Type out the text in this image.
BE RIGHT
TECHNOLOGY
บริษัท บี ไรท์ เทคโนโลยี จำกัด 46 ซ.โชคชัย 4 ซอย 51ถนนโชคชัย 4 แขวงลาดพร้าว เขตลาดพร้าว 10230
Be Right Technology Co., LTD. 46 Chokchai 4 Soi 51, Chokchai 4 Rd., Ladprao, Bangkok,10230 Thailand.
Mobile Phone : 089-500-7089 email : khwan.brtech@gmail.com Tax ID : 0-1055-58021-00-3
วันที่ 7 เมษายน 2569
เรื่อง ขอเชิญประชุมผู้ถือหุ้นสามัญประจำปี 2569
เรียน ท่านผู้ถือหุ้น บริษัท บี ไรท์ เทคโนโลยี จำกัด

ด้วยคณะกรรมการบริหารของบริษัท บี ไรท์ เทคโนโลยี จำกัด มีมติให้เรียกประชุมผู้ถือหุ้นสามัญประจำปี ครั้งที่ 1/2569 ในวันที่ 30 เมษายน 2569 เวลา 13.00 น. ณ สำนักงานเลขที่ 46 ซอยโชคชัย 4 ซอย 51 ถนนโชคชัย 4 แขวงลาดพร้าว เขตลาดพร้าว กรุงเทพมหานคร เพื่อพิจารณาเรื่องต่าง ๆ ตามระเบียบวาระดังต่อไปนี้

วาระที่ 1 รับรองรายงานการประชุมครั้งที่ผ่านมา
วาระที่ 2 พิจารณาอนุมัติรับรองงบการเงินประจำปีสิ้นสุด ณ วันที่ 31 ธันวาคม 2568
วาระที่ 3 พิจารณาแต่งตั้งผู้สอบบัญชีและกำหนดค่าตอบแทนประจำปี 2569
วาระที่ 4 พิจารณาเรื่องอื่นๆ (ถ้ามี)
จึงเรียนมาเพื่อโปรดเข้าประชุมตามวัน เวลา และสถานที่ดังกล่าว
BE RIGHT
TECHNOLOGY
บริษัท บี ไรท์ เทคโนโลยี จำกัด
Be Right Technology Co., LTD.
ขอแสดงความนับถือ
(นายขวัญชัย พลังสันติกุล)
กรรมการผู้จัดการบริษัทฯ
----------
» **Instructions to follow**
Would you give the material above again, complete and exact?

» **Answer to this problem**
Type out the text in this image.
BE RIGHT
TECHNOLOGY
บริษัท บี ไรท์ เทคโนโลยี จำกัด 46 ซ.โชคชัย 4 ซอย 51ถนนโชคชัย 4 แขวงลาดพร้าว เขตลาดพร้าว 10230
Be Right Technology Co., LTD. 46 Chokchai 4 Soi 51, Chokchai 4 Rd., Ladprao, Bangkok,10230 Thailand.
Mobile Phone : 089-500-7089 email : khwan.brtech@gmail.com Tax ID : 0-1055-58021-00-3
วันที่ 7 เมษายน 2569
เรื่อง ขอเชิญประชุมผู้ถือหุ้นสามัญประจำปี 2569
เรียน ท่านผู้ถือหุ้น บริษัท บี ไรท์ เทคโนโลยี จำกัด

ด้วยคณะกรรมการบริหารของบริษัท บี ไรท์ เทคโนโลยี จำกัด มีมติให้เรียกประชุมผู้ถือหุ้นสามัญประจำปี ครั้งที่ 1/2569 ในวันที่ 30 เมษายน 2569 เวลา 13.00 น. ณ สำนักงานเลขที่ 46 ซอยโชคชัย 4 ซอย 51 ถนนโชคชัย 4 แขวงลาดพร้าว เขตลาดพร้าว กรุงเทพมหานคร เพื่อพิจารณาเรื่องต่าง ๆ ตามระเบียบวาระดังต่อไปนี้

วาระที่ 1 รับรองรายงานการประชุมครั้งที่ผ่านมา
วาระที่ 2 พิจารณาอนุมัติรับรองงบการเงินประจำปีสิ้นสุด ณ วันที่ 31 ธันวาคม 2568
วาระที่ 3 พิจารณาแต่งตั้งผู้สอบบัญชีและกำหนดค่าตอบแทนประจำปี 2569
วาระที่ 4 พิจารณาเรื่องอื่นๆ (ถ้ามี)
จึงเรียนมาเพื่อโปรดเข้าประชุมตามวัน เวลา และสถานที่ดังกล่าว
BE RIGHT
TECHNOLOGY
บริษัท บี ไรท์ เทคโนโลยี จำกัด
Be Right Technology Co., LTD.
ขอแสดงความนับถือ
(นายขวัญชัย พลังสันติกุล)
กรรมการผู้จัดการบริษัทฯ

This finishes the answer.